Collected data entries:
— start —

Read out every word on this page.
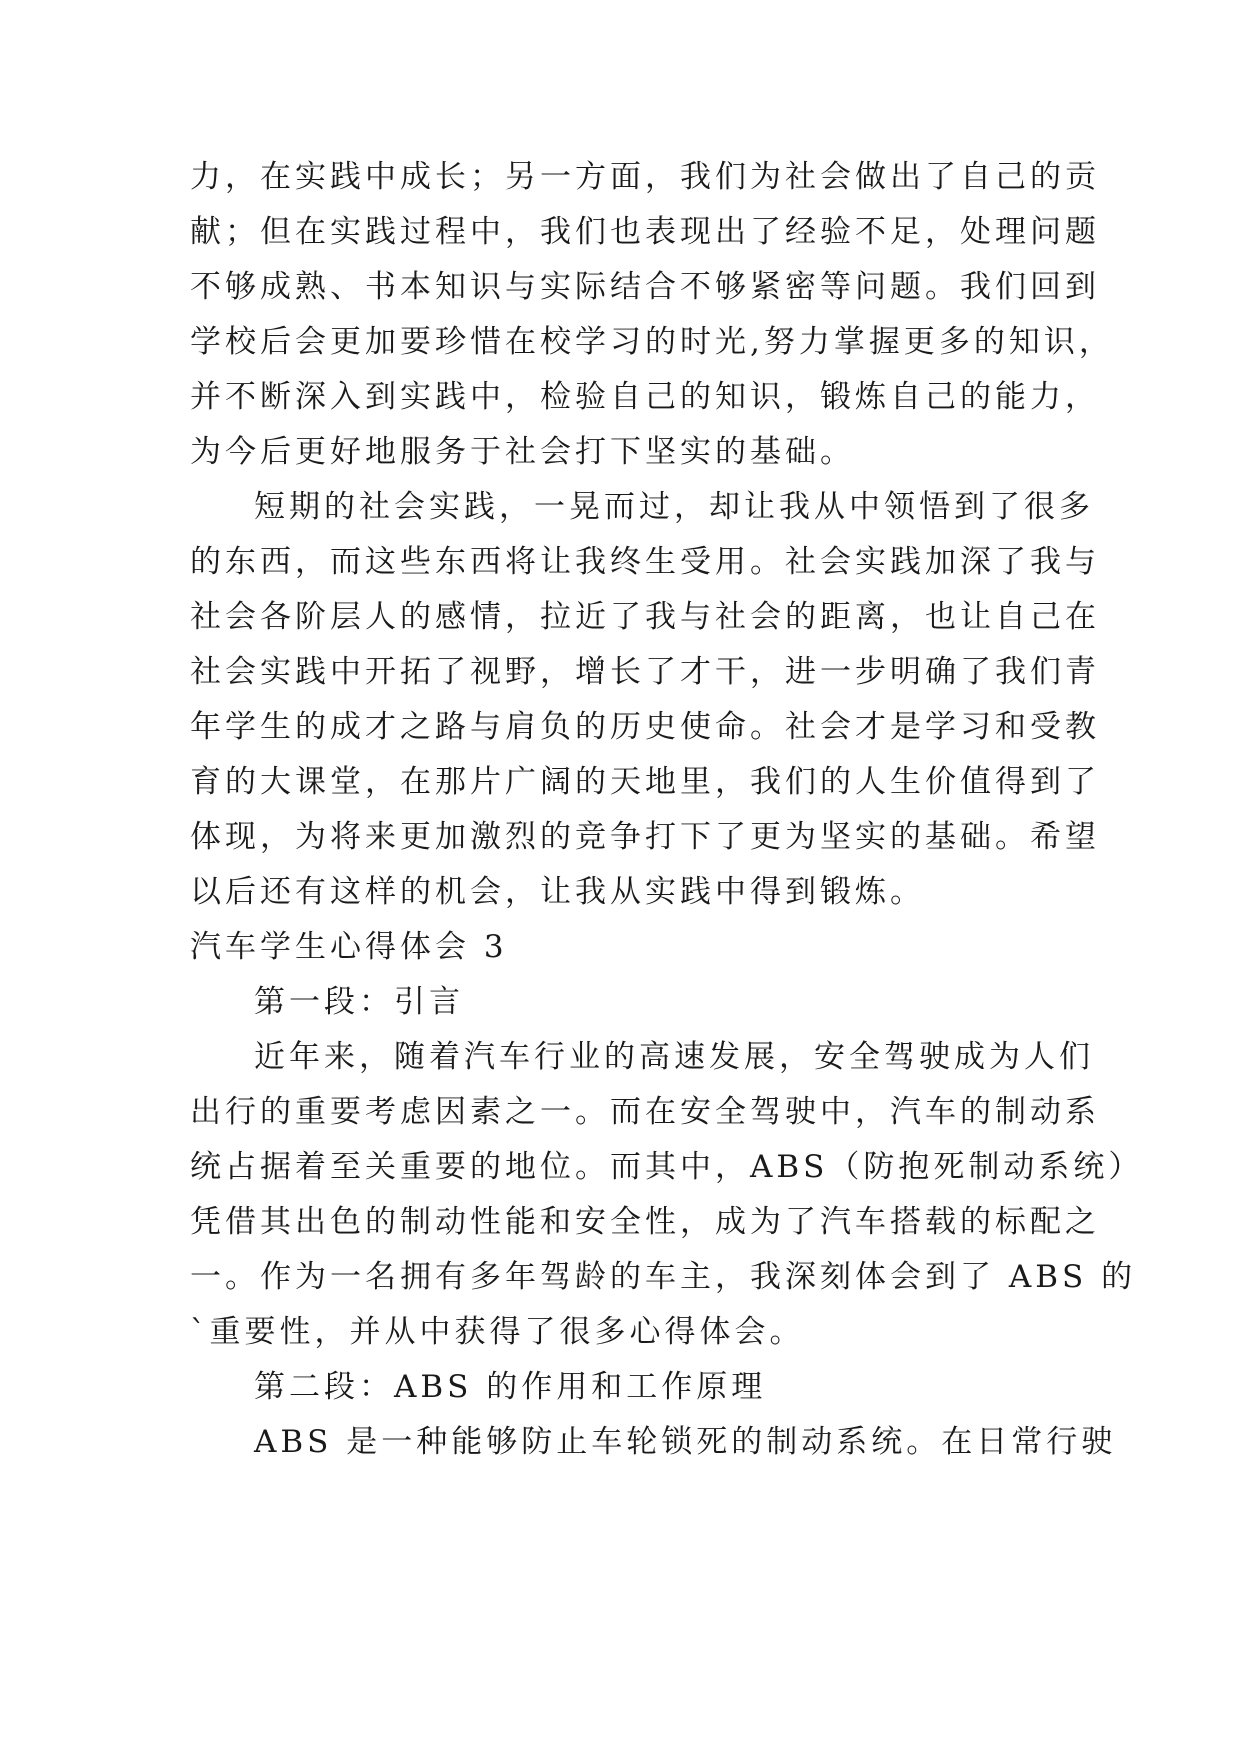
力，在实践中成长；另一方面，我们为社会做出了自己的贡
献；但在实践过程中，我们也表现出了经验不足，处理问题
不够成熟、书本知识与实际结合不够紧密等问题。我们回到
学校后会更加要珍惜在校学习的时光,努力掌握更多的知识，
并不断深入到实践中，检验自己的知识，锻炼自己的能力，
为今后更好地服务于社会打下坚实的基础。
短期的社会实践，一晃而过，却让我从中领悟到了很多
的东西，而这些东西将让我终生受用。社会实践加深了我与
社会各阶层人的感情，拉近了我与社会的距离，也让自己在
社会实践中开拓了视野，增长了才干，进一步明确了我们青
年学生的成才之路与肩负的历史使命。社会才是学习和受教
育的大课堂，在那片广阔的天地里，我们的人生价值得到了
体现，为将来更加激烈的竞争打下了更为坚实的基础。希望
以后还有这样的机会，让我从实践中得到锻炼。
汽车学生心得体会 3
第一段：引言
近年来，随着汽车行业的高速发展，安全驾驶成为人们
出行的重要考虑因素之一。而在安全驾驶中，汽车的制动系
统占据着至关重要的地位。而其中，ABS（防抱死制动系统）
凭借其出色的制动性能和安全性，成为了汽车搭载的标配之
一。作为一名拥有多年驾龄的车主，我深刻体会到了 ABS 的
`重要性，并从中获得了很多心得体会。
第二段：ABS 的作用和工作原理
ABS 是一种能够防止车轮锁死的制动系统。在日常行驶
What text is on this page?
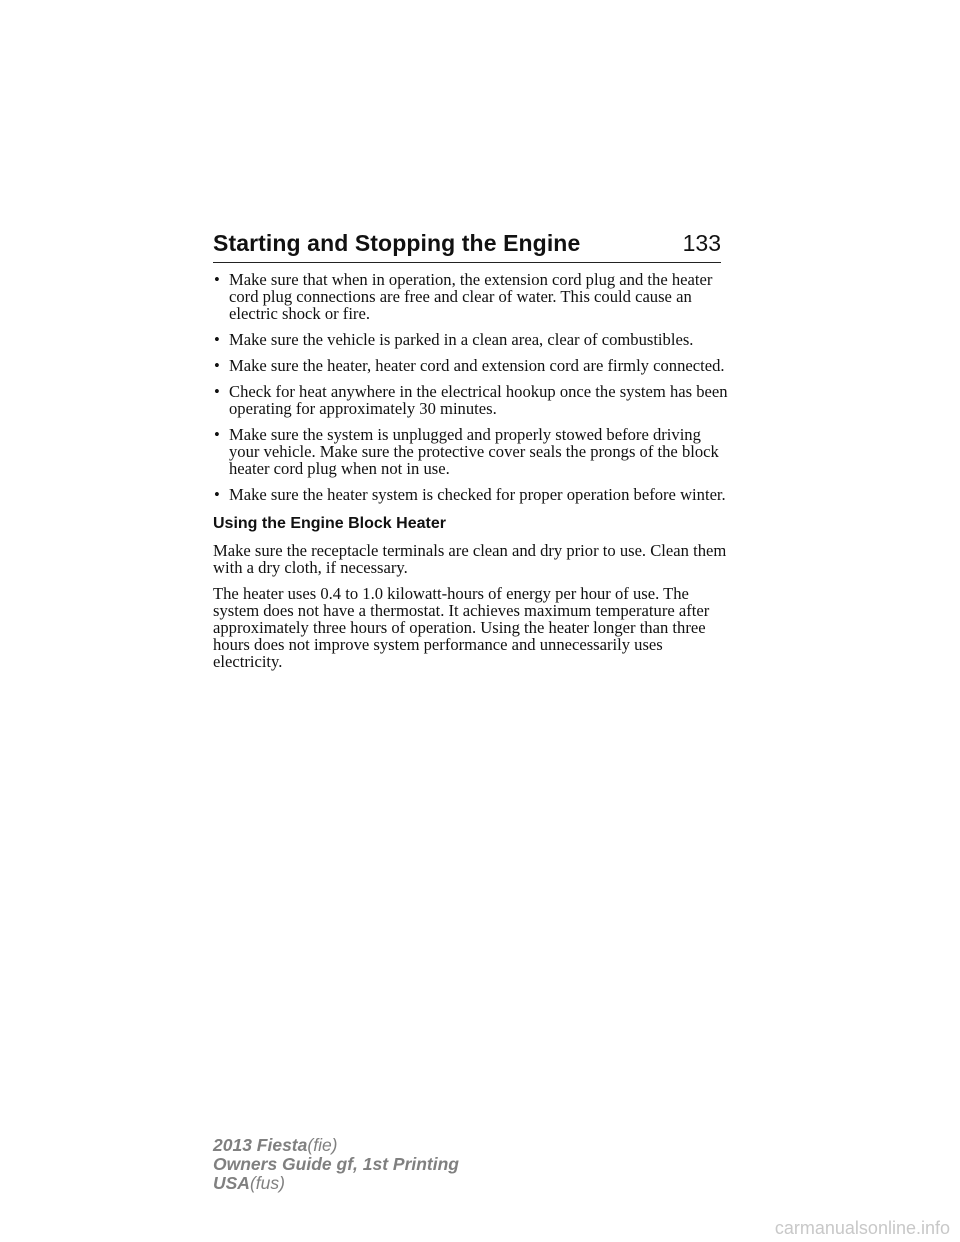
Starting and Stopping the Engine	133
• Make sure that when in operation, the extension cord plug and the heater cord plug connections are free and clear of water. This could cause an electric shock or fire.
• Make sure the vehicle is parked in a clean area, clear of combustibles.
• Make sure the heater, heater cord and extension cord are firmly connected.
• Check for heat anywhere in the electrical hookup once the system has been operating for approximately 30 minutes.
• Make sure the system is unplugged and properly stowed before driving your vehicle. Make sure the protective cover seals the prongs of the block heater cord plug when not in use.
• Make sure the heater system is checked for proper operation before winter.
Using the Engine Block Heater

Make sure the receptacle terminals are clean and dry prior to use. Clean them with a dry cloth, if necessary.

The heater uses 0.4 to 1.0 kilowatt-hours of energy per hour of use. The system does not have a thermostat. It achieves maximum temperature after approximately three hours of operation. Using the heater longer than three hours does not improve system performance and unnecessarily uses electricity.

2013 Fiesta(fie)
Owners Guide gf, 1st Printing
USA(fus)
carmanualsonline.info
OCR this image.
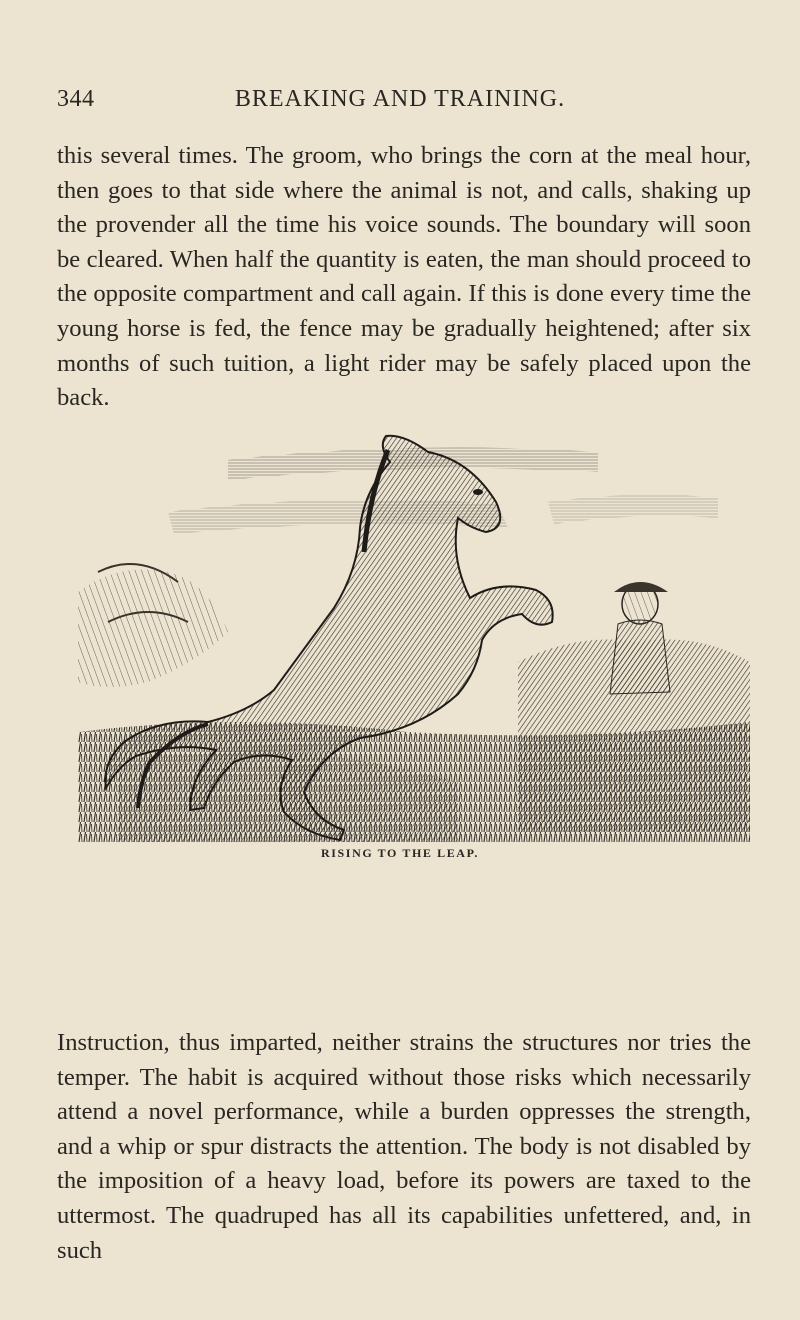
344	BREAKING AND TRAINING.

this several times. The groom, who brings the corn at the meal hour, then goes to that side where the animal is not, and calls, shaking up the provender all the time his voice sounds. The boundary will soon be cleared. When half the quantity is eaten, the man should proceed to the opposite compartment and call again. If this is done every time the young horse is fed, the fence may be gradually heightened; after six months of such tuition, a light rider may be safely placed upon the back.

RISING TO THE LEAP.

Instruction, thus imparted, neither strains the structures nor tries the temper. The habit is acquired without those risks which necessarily attend a novel performance, while a burden oppresses the strength, and a whip or spur distracts the attention. The body is not disabled by the imposition of a heavy load, before its powers are taxed to the uttermost. The quadruped has all its capabilities unfettered, and, in such
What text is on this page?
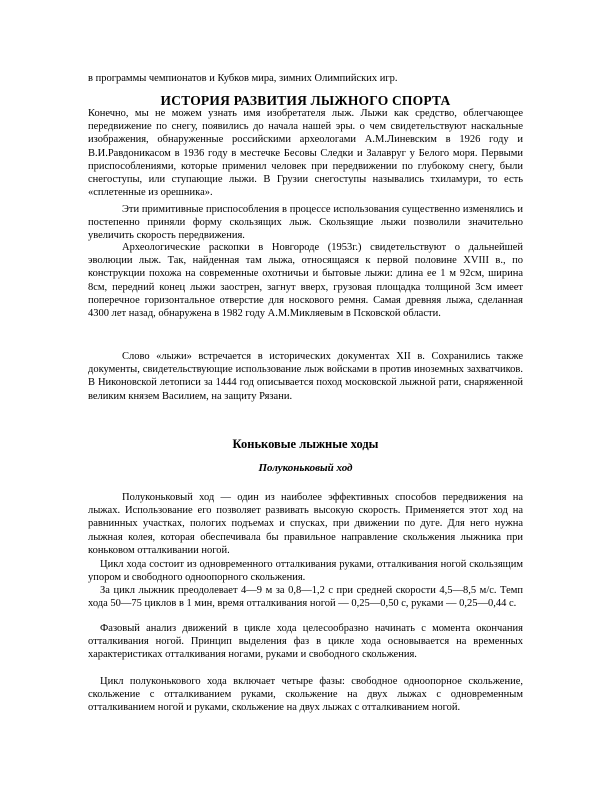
в программы чемпионатов и Кубков мира, зимних Олимпийских игр.

ИСТОРИЯ РАЗВИТИЯ ЛЫЖНОГО СПОРТА

Конечно, мы не можем узнать имя изобретателя лыж. Лыжи как средство, облегчающее передвижение по снегу, появились до начала нашей эры. о чем свидетельствуют наскальные изображения, обнаруженные российскими археологами А.М.Линевским в 1926 году и В.И.Равдоникасом в 1936 году в местечке Бесовы Следки и Залавруг у Белого моря. Первыми приспособлениями, которые применил человек при передвижении по глубокому снегу, были снегоступы, или ступающие лыжи. В Грузии снегоступы назывались тхиламури, то есть «сплетенные из орешника».

Эти примитивные приспособления в процессе использования существенно изменялись и постепенно приняли форму скользящих лыж. Скользящие лыжи позволили значительно увеличить скорость передвижения.

Археологические раскопки в Новгороде (1953г.) свидетельствуют о дальнейшей эволюции лыж. Так, найденная там лыжа, относящаяся к первой половине XVIII в., по конструкции похожа на современные охотничьи и бытовые лыжи: длина ее 1 м 92см, ширина 8см, передний конец лыжи заострен, загнут вверх, грузовая площадка толщиной 3см имеет поперечное горизонтальное отверстие для носкового ремня. Самая древняя лыжа, сделанная 4300 лет назад, обнаружена в 1982 году А.М.Микляевым в Псковской области.

Слово «лыжи» встречается в исторических документах XII в. Сохранились также документы, свидетельствующие использование лыж войсками в против иноземных захватчиков. В Никоновской летописи за 1444 год описывается поход московской лыжной рати, снаряженной великим князем Василием, на защиту Рязани.

Коньковые лыжные ходы
Полуконьковый ход

Полуконьковый ход — один из наиболее эффективных способов передвижения на лыжах. Использование его позволяет развивать высокую скорость. Применяется этот ход на равнинных участках, пологих подъемах и спусках, при движении по дуге. Для него нужна лыжная колея, которая обеспечивала бы правильное направление скольжения лыжника при коньковом отталкивании ногой.

Цикл хода состоит из одновременного отталкивания руками, отталкивания ногой скользящим упором и свободного одноопорного скольжения.

За цикл лыжник преодолевает 4—9 м за 0,8—1,2 с при средней скорости 4,5—8,5 м/с. Темп хода 50—75 циклов в 1 мин, время отталкивания ногой — 0,25—0,50 с, руками — 0,25—0,44 с.

Фазовый анализ движений в цикле хода целесообразно начинать с момента окончания отталкивания ногой. Принцип выделения фаз в цикле хода основывается на временных характеристиках отталкивания ногами, руками и свободного скольжения.

Цикл полуконькового хода включает четыре фазы: свободное одноопорное скольжение, скольжение с отталкиванием руками, скольжение на двух лыжах с одновременным отталкиванием ногой и руками, скольжение на двух лыжах с отталкиванием ногой.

— end —

*Given task*
Give the data again exactly as written, with all pictures left out.

*Exercise answer*
Read out every word on this page.
力，在实践中成长；另一方面，我们为社会做出了自己的贡
献；但在实践过程中，我们也表现出了经验不足，处理问题
不够成熟、书本知识与实际结合不够紧密等问题。我们回到
学校后会更加要珍惜在校学习的时光,努力掌握更多的知识，
并不断深入到实践中，检验自己的知识，锻炼自己的能力，
为今后更好地服务于社会打下坚实的基础。
短期的社会实践，一晃而过，却让我从中领悟到了很多
的东西，而这些东西将让我终生受用。社会实践加深了我与
社会各阶层人的感情，拉近了我与社会的距离，也让自己在
社会实践中开拓了视野，增长了才干，进一步明确了我们青
年学生的成才之路与肩负的历史使命。社会才是学习和受教
育的大课堂，在那片广阔的天地里，我们的人生价值得到了
体现，为将来更加激烈的竞争打下了更为坚实的基础。希望
以后还有这样的机会，让我从实践中得到锻炼。
汽车学生心得体会 3
第一段：引言
近年来，随着汽车行业的高速发展，安全驾驶成为人们
出行的重要考虑因素之一。而在安全驾驶中，汽车的制动系
统占据着至关重要的地位。而其中，ABS（防抱死制动系统）
凭借其出色的制动性能和安全性，成为了汽车搭载的标配之
一。作为一名拥有多年驾龄的车主，我深刻体会到了 ABS 的
`重要性，并从中获得了很多心得体会。
第二段：ABS 的作用和工作原理
ABS 是一种能够防止车轮锁死的制动系统。在日常行驶
What text is on this page?
Starting and Stopping the Engine	133
• Make sure that when in operation, the extension cord plug and the heater cord plug connections are free and clear of water. This could cause an electric shock or fire.
• Make sure the vehicle is parked in a clean area, clear of combustibles.
• Make sure the heater, heater cord and extension cord are firmly connected.
• Check for heat anywhere in the electrical hookup once the system has been operating for approximately 30 minutes.
• Make sure the system is unplugged and properly stowed before driving your vehicle. Make sure the protective cover seals the prongs of the block heater cord plug when not in use.
• Make sure the heater system is checked for proper operation before winter.
Using the Engine Block Heater

Make sure the receptacle terminals are clean and dry prior to use. Clean them with a dry cloth, if necessary.

The heater uses 0.4 to 1.0 kilowatt-hours of energy per hour of use. The system does not have a thermostat. It achieves maximum temperature after approximately three hours of operation. Using the heater longer than three hours does not improve system performance and unnecessarily uses electricity.

2013 Fiesta(fie)
Owners Guide gf, 1st Printing
USA(fus)
carmanualsonline.info
OCR this image.
344	BREAKING AND TRAINING.

this several times. The groom, who brings the corn at the meal hour, then goes to that side where the animal is not, and calls, shaking up the provender all the time his voice sounds. The boundary will soon be cleared. When half the quantity is eaten, the man should proceed to the opposite compartment and call again. If this is done every time the young horse is fed, the fence may be gradually heightened; after six months of such tuition, a light rider may be safely placed upon the back.

RISING TO THE LEAP.

Instruction, thus imparted, neither strains the structures nor tries the temper. The habit is acquired without those risks which necessarily attend a novel performance, while a burden oppresses the strength, and a whip or spur distracts the attention. The body is not disabled by the imposition of a heavy load, before its powers are taxed to the uttermost. The quadruped has all its capabilities unfettered, and, in such
What text is on this page?
в программы чемпионатов и Кубков мира, зимних Олимпийских игр.

ИСТОРИЯ РАЗВИТИЯ ЛЫЖНОГО СПОРТА

Конечно, мы не можем узнать имя изобретателя лыж. Лыжи как средство, облегчающее передвижение по снегу, появились до начала нашей эры. о чем свидетельствуют наскальные изображения, обнаруженные российскими археологами А.М.Линевским в 1926 году и В.И.Равдоникасом в 1936 году в местечке Бесовы Следки и Залавруг у Белого моря. Первыми приспособлениями, которые применил человек при передвижении по глубокому снегу, были снегоступы, или ступающие лыжи. В Грузии снегоступы назывались тхиламури, то есть «сплетенные из орешника».

Эти примитивные приспособления в процессе использования существенно изменялись и постепенно приняли форму скользящих лыж. Скользящие лыжи позволили значительно увеличить скорость передвижения.

Археологические раскопки в Новгороде (1953г.) свидетельствуют о дальнейшей эволюции лыж. Так, найденная там лыжа, относящаяся к первой половине XVIII в., по конструкции похожа на современные охотничьи и бытовые лыжи: длина ее 1 м 92см, ширина 8см, передний конец лыжи заострен, загнут вверх, грузовая площадка толщиной 3см имеет поперечное горизонтальное отверстие для носкового ремня. Самая древняя лыжа, сделанная 4300 лет назад, обнаружена в 1982 году А.М.Микляевым в Псковской области.

Слово «лыжи» встречается в исторических документах XII в. Сохранились также документы, свидетельствующие использование лыж войсками в против иноземных захватчиков. В Никоновской летописи за 1444 год описывается поход московской лыжной рати, снаряженной великим князем Василием, на защиту Рязани.

Коньковые лыжные ходы
Полуконьковый ход

Полуконьковый ход — один из наиболее эффективных способов передвижения на лыжах. Использование его позволяет развивать высокую скорость. Применяется этот ход на равнинных участках, пологих подъемах и спусках, при движении по дуге. Для него нужна лыжная колея, которая обеспечивала бы правильное направление скольжения лыжника при коньковом отталкивании ногой.

Цикл хода состоит из одновременного отталкивания руками, отталкивания ногой скользящим упором и свободного одноопорного скольжения.

За цикл лыжник преодолевает 4—9 м за 0,8—1,2 с при средней скорости 4,5—8,5 м/с. Темп хода 50—75 циклов в 1 мин, время отталкивания ногой — 0,25—0,50 с, руками — 0,25—0,44 с.

Фазовый анализ движений в цикле хода целесообразно начинать с момента окончания отталкивания ногой. Принцип выделения фаз в цикле хода основывается на временных характеристиках отталкивания ногами, руками и свободного скольжения.

Цикл полуконькового хода включает четыре фазы: свободное одноопорное скольжение, скольжение с отталкиванием руками, скольжение на двух лыжах с одновременным отталкиванием ногой и руками, скольжение на двух лыжах с отталкиванием ногой.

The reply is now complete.